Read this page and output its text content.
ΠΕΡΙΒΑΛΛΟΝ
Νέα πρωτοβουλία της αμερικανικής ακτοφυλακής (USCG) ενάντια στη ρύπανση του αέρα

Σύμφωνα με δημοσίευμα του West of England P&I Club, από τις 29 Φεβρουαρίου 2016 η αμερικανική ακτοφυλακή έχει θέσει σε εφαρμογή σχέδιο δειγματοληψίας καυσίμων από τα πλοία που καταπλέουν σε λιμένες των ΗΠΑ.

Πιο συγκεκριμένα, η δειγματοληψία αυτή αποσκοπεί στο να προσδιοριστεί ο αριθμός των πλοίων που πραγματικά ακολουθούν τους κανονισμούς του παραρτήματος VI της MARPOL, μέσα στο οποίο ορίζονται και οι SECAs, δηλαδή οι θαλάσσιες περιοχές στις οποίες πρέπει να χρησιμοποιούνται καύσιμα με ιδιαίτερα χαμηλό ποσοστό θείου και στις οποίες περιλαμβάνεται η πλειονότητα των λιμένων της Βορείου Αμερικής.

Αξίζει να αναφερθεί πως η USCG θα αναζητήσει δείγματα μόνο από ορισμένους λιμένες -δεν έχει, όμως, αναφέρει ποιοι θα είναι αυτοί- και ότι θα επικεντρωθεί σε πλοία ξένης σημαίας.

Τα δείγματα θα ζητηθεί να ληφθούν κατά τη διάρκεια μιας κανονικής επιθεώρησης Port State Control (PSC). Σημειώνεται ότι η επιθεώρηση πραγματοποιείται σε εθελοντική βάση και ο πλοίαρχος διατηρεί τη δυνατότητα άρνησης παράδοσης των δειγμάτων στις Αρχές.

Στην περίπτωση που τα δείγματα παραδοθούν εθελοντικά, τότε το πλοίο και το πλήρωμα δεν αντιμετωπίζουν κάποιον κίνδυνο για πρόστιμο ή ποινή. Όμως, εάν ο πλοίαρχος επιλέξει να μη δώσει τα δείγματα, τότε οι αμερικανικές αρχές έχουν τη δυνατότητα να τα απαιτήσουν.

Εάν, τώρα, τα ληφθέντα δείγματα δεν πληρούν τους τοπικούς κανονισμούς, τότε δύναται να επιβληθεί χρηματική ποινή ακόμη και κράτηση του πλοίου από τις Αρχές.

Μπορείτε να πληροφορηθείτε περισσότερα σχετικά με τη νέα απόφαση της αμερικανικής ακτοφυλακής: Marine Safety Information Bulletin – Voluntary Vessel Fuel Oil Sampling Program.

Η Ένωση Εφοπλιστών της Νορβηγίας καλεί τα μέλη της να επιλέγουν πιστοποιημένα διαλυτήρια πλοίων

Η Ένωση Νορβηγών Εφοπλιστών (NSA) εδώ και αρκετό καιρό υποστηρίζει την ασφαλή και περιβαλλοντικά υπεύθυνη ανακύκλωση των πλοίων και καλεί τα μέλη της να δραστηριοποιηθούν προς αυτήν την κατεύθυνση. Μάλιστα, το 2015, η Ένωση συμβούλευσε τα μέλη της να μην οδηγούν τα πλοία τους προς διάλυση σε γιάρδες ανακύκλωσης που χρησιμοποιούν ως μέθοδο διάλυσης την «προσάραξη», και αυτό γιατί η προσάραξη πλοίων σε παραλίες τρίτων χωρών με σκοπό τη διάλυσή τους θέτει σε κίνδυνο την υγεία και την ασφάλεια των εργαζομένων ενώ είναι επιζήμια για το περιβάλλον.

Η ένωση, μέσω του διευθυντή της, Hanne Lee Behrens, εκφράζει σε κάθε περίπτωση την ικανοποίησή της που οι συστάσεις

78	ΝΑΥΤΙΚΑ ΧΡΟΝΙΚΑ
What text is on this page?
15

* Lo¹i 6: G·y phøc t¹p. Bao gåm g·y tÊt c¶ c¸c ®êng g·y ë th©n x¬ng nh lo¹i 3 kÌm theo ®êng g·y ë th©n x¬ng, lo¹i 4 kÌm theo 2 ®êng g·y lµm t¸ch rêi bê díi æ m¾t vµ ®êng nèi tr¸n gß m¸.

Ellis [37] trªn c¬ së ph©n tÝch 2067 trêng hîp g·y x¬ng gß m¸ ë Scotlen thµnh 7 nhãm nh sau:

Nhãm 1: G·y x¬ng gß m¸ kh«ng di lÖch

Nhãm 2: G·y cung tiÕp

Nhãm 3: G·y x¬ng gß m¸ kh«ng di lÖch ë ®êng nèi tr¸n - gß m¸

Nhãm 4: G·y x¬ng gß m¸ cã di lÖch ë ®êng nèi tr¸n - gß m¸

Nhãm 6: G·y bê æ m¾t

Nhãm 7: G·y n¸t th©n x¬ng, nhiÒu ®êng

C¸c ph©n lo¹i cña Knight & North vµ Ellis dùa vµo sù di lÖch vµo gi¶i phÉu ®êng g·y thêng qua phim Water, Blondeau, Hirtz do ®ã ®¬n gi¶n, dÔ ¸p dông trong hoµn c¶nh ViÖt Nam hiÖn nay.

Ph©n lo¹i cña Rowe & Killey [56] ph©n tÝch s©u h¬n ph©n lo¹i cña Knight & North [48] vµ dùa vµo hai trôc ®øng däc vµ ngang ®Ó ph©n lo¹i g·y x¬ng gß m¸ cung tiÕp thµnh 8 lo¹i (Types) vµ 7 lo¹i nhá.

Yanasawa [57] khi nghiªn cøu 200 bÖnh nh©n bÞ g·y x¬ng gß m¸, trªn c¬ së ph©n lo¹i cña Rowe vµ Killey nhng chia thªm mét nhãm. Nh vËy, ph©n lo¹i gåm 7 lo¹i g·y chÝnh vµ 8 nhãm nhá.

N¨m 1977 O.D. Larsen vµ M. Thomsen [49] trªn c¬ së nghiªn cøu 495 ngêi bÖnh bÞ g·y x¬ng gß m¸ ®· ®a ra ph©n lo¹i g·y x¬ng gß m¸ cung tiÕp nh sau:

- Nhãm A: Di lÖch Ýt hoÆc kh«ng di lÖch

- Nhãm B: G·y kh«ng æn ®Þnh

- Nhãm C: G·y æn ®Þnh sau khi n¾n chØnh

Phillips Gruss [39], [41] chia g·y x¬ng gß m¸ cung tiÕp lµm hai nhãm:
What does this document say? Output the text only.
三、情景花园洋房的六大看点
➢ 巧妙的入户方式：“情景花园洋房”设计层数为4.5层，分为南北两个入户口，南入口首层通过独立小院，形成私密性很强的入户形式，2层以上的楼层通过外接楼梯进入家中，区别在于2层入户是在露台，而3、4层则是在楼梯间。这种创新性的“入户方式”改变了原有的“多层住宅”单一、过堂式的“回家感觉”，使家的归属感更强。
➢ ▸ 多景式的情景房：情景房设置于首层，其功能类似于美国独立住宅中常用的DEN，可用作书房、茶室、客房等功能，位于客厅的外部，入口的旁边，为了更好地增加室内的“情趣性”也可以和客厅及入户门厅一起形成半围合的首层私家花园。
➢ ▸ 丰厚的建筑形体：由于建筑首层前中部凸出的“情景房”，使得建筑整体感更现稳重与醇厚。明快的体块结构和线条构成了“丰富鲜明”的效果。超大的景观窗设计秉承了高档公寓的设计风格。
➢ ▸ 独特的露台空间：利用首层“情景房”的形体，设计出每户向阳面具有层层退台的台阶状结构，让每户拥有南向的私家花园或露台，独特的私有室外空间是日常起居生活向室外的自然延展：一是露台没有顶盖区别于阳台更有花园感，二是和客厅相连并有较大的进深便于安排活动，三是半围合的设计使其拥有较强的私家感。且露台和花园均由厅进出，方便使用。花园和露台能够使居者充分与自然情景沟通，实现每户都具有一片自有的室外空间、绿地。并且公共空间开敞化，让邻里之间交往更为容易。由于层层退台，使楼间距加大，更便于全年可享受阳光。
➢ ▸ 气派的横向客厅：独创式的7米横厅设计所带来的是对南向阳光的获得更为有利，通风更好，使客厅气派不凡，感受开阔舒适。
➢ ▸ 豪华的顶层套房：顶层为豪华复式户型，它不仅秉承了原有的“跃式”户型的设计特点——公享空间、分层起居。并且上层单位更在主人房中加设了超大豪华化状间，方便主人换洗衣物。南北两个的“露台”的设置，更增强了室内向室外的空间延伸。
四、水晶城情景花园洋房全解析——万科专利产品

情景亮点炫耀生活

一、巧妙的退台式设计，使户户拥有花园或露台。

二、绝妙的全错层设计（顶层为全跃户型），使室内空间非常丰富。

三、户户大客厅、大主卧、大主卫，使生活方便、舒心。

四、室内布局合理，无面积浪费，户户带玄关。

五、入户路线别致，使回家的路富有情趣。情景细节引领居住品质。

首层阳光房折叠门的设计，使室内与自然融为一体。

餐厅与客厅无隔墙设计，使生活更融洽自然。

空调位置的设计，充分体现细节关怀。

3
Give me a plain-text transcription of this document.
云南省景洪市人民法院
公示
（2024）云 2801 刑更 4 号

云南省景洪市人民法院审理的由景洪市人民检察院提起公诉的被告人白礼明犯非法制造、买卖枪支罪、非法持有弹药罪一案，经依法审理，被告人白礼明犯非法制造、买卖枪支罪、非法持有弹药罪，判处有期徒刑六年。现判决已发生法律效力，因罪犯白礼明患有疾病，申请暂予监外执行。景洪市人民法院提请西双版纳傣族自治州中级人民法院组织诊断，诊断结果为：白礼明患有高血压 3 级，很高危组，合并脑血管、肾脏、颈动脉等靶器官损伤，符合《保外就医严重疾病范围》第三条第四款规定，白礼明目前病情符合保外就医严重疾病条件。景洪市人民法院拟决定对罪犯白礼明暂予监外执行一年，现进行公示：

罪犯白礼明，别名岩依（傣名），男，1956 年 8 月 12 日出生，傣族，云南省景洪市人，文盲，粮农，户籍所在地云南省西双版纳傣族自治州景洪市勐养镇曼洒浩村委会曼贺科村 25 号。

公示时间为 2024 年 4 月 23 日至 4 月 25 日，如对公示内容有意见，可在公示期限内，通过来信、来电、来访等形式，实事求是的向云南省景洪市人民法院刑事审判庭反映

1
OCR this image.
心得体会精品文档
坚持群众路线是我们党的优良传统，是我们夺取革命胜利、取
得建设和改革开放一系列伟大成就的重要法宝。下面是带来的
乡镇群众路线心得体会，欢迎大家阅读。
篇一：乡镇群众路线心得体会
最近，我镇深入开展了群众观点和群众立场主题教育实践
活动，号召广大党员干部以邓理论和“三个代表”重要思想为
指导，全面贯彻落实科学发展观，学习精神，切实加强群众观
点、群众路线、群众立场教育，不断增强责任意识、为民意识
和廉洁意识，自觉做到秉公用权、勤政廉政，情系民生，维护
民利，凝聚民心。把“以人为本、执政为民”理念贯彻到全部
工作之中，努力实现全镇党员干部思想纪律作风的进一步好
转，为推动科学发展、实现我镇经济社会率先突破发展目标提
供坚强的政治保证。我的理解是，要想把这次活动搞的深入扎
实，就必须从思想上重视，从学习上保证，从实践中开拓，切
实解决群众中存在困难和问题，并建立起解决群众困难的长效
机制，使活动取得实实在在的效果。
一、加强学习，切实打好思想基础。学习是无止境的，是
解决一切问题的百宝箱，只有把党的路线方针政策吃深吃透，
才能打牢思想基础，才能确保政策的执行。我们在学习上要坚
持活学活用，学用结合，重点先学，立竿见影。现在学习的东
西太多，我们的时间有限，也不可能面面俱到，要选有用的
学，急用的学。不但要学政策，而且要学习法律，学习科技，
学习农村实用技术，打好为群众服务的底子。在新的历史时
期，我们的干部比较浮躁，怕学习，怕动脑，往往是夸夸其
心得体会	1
------------
Find every line that has "ποινή" in it, then return those lines.

Στην περίπτωση που τα δείγματα παραδοθούν εθελοντικά, τότε το πλοίο και το πλήρωμα δεν αντιμετωπίζουν κάποιον κίνδυνο για πρόστιμο ή ποινή. Όμως, εάν ο πλοίαρχος επιλέξει να μη δώσει τα δείγματα, τότε οι αμερικανικές αρχές έχουν τη δυνατότητα να τα απαιτήσουν.
Εάν, τώρα, τα ληφθέντα δείγματα δεν πληρούν τους τοπικούς κανονισμούς, τότε δύναται να επιβληθεί χρηματική ποινή ακόμη και κράτηση του πλοίου από τις Αρχές.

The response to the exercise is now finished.